PROMPT:
Lines containing the word "text" are the ones to copy from the records below.

------ DATA SUPPLIED ------

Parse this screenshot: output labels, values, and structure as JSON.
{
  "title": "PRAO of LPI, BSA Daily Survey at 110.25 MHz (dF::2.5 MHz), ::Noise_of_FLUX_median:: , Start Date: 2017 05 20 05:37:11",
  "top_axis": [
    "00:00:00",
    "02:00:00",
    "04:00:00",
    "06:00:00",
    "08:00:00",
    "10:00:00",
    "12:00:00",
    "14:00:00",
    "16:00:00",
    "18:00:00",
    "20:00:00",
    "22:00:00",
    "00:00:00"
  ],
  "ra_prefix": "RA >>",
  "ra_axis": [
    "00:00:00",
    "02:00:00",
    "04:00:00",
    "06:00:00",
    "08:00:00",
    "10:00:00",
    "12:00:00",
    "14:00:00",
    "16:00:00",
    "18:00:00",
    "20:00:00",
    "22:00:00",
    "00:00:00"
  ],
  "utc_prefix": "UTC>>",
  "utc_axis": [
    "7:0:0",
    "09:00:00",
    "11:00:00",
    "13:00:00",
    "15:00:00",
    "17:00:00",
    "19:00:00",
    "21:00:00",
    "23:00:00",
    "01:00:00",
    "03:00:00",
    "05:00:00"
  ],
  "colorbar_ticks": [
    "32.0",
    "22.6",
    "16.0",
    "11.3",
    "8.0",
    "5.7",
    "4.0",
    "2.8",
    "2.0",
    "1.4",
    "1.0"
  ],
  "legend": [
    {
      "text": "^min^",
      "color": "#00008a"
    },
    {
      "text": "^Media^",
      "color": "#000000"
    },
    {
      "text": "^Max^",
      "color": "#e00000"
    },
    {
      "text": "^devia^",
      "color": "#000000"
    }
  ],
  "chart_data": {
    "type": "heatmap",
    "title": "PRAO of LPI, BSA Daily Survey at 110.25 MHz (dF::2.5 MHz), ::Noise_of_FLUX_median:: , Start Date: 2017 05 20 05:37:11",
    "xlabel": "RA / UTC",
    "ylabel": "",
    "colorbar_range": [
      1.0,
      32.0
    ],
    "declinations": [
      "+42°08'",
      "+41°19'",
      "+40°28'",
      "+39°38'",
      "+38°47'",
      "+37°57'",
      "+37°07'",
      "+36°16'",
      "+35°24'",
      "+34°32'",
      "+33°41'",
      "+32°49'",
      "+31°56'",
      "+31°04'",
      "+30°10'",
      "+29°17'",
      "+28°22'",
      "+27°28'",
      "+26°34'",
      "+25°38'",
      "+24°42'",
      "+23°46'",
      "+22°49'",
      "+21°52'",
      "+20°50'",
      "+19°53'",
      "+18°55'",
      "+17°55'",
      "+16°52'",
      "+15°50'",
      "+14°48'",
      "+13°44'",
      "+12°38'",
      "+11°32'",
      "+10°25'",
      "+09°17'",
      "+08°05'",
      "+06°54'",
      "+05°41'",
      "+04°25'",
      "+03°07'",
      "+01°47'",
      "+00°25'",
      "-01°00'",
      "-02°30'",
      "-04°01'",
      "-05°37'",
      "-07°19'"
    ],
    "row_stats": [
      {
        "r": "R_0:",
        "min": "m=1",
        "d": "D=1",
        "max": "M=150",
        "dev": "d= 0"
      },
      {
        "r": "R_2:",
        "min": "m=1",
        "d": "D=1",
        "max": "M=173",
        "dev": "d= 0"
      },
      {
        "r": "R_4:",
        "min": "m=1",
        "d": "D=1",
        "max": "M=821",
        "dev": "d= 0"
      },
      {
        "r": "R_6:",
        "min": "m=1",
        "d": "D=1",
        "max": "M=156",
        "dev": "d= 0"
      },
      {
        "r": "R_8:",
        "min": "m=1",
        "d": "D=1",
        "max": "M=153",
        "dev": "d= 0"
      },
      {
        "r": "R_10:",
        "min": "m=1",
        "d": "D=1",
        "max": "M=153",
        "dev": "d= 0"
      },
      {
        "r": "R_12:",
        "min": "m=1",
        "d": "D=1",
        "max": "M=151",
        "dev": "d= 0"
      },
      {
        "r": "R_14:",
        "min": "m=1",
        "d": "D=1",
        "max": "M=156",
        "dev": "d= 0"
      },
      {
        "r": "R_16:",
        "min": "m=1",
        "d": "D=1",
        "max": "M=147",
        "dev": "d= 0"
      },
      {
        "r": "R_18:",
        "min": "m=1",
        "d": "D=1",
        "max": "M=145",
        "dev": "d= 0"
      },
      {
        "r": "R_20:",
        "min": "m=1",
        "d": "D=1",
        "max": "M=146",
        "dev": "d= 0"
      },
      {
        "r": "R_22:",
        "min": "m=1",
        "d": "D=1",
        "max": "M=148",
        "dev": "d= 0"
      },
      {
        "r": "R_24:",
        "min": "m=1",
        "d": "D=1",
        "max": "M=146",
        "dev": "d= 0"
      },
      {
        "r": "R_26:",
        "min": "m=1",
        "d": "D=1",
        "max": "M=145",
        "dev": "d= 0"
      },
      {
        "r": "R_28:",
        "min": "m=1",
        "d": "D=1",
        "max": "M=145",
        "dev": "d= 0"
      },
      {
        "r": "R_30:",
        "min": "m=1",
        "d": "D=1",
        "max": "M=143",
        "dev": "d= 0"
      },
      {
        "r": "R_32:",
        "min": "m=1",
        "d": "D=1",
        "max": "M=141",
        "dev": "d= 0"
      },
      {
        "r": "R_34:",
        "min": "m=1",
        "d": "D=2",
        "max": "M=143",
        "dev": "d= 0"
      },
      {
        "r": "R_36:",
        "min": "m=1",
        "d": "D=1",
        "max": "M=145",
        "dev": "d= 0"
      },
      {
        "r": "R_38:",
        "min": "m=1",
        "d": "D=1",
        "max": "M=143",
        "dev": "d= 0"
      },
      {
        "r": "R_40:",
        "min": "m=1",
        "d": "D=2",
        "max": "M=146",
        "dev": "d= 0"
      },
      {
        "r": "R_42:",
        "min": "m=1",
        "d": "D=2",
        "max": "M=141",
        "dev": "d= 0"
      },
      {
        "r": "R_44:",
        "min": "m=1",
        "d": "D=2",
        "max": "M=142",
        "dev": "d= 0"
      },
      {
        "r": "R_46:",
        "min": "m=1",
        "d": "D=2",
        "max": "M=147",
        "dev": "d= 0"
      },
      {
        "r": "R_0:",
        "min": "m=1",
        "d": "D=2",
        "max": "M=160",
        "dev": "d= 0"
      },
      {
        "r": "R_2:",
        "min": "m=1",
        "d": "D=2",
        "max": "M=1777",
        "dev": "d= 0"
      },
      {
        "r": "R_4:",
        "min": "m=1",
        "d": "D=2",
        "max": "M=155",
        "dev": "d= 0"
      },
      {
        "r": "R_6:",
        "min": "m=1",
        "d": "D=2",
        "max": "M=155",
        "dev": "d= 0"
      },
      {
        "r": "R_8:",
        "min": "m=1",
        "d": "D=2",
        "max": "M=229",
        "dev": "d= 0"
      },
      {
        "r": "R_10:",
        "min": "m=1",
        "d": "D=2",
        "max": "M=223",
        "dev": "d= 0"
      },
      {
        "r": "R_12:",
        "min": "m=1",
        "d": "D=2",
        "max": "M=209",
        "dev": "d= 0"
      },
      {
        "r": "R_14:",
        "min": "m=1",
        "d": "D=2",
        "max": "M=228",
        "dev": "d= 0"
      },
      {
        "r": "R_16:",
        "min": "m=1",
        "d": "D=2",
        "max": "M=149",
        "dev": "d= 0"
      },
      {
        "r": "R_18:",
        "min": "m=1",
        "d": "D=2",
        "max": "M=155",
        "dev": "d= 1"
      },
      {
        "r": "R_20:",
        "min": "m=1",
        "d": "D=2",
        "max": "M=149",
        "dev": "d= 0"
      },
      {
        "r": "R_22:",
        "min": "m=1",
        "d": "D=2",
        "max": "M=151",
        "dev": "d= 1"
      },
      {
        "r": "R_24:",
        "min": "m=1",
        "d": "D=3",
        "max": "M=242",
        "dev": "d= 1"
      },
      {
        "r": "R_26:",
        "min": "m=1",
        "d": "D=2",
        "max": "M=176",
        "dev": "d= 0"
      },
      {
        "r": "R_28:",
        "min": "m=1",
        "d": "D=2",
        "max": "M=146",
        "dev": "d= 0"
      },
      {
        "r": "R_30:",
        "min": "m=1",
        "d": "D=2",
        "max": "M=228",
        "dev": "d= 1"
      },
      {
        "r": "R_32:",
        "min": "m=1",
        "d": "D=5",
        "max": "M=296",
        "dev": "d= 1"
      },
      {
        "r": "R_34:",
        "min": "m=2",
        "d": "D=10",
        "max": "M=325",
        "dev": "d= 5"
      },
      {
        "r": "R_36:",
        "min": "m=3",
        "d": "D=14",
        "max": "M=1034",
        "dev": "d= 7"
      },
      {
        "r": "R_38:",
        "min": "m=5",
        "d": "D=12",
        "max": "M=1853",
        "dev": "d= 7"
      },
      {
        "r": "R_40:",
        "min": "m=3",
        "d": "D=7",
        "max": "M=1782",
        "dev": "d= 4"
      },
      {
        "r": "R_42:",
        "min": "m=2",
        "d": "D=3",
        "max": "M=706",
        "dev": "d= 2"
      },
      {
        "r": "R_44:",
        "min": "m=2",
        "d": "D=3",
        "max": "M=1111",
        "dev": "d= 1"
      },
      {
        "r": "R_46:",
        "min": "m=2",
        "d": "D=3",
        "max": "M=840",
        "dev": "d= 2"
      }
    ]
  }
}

------

RESPONSE TO THE EXERCISE:
      "text": "^min^",
      "text": "^Media^",
      "text": "^Max^",
      "text": "^devia^",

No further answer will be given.